Short problem >> Return the count of lines that mention "text", with no other words.

══ Records for processing

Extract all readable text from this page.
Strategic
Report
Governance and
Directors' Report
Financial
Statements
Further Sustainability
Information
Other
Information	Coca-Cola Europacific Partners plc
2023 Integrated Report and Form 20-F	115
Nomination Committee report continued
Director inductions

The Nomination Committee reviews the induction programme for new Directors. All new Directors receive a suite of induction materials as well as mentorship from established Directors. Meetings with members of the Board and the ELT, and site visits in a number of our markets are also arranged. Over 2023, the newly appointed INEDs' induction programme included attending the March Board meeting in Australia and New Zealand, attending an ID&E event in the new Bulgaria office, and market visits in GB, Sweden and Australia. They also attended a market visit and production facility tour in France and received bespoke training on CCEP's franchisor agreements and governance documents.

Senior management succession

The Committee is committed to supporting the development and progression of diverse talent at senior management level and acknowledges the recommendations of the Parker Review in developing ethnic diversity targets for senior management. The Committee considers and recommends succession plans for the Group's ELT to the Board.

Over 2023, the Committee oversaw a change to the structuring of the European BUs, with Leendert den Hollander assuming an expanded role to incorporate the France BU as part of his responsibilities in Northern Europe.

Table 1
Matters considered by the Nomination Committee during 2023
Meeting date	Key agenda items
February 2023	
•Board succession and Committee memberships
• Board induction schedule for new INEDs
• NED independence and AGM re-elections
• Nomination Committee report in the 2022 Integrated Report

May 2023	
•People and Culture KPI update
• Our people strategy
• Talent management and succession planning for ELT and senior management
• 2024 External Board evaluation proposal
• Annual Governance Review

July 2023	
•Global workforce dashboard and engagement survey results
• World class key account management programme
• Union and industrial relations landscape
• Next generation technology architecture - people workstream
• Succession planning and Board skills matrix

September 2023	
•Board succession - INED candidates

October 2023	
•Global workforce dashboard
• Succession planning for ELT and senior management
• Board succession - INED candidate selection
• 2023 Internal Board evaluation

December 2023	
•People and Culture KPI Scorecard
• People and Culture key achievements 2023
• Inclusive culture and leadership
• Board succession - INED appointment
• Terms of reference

════
══ Records for processing

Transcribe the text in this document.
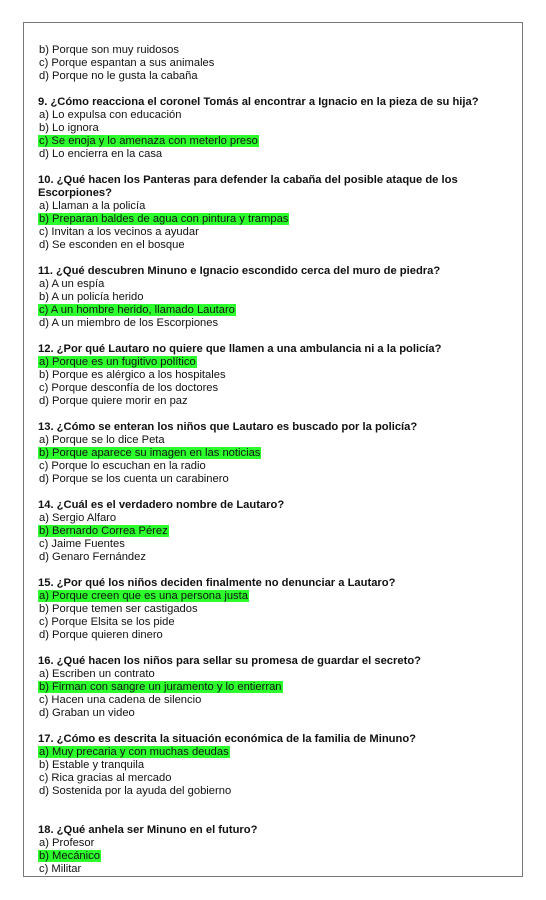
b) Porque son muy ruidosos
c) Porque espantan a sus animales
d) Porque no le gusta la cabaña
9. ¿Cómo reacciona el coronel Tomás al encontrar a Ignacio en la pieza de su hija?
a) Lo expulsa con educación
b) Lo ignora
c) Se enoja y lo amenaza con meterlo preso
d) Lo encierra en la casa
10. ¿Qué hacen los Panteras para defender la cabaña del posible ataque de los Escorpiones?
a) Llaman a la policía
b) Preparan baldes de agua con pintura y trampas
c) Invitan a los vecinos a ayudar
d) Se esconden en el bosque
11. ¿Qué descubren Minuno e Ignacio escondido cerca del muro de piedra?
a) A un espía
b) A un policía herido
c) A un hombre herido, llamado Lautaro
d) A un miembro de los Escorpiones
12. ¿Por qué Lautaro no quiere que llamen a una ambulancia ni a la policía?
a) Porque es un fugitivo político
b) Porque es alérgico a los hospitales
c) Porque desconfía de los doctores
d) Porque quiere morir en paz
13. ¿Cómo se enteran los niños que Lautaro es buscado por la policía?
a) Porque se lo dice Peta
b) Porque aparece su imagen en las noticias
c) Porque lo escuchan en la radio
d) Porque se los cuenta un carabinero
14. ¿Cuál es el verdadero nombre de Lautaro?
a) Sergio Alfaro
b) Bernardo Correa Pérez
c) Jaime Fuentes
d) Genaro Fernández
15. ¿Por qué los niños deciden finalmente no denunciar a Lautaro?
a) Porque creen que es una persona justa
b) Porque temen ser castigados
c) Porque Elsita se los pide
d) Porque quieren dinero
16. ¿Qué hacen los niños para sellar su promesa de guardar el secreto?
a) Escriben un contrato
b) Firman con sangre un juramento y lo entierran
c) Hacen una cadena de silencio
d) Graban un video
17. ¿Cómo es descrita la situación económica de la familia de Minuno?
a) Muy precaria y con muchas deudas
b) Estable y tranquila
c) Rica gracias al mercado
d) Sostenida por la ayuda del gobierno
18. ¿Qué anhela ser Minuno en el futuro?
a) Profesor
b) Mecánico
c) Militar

════

Result of this exercise >> 2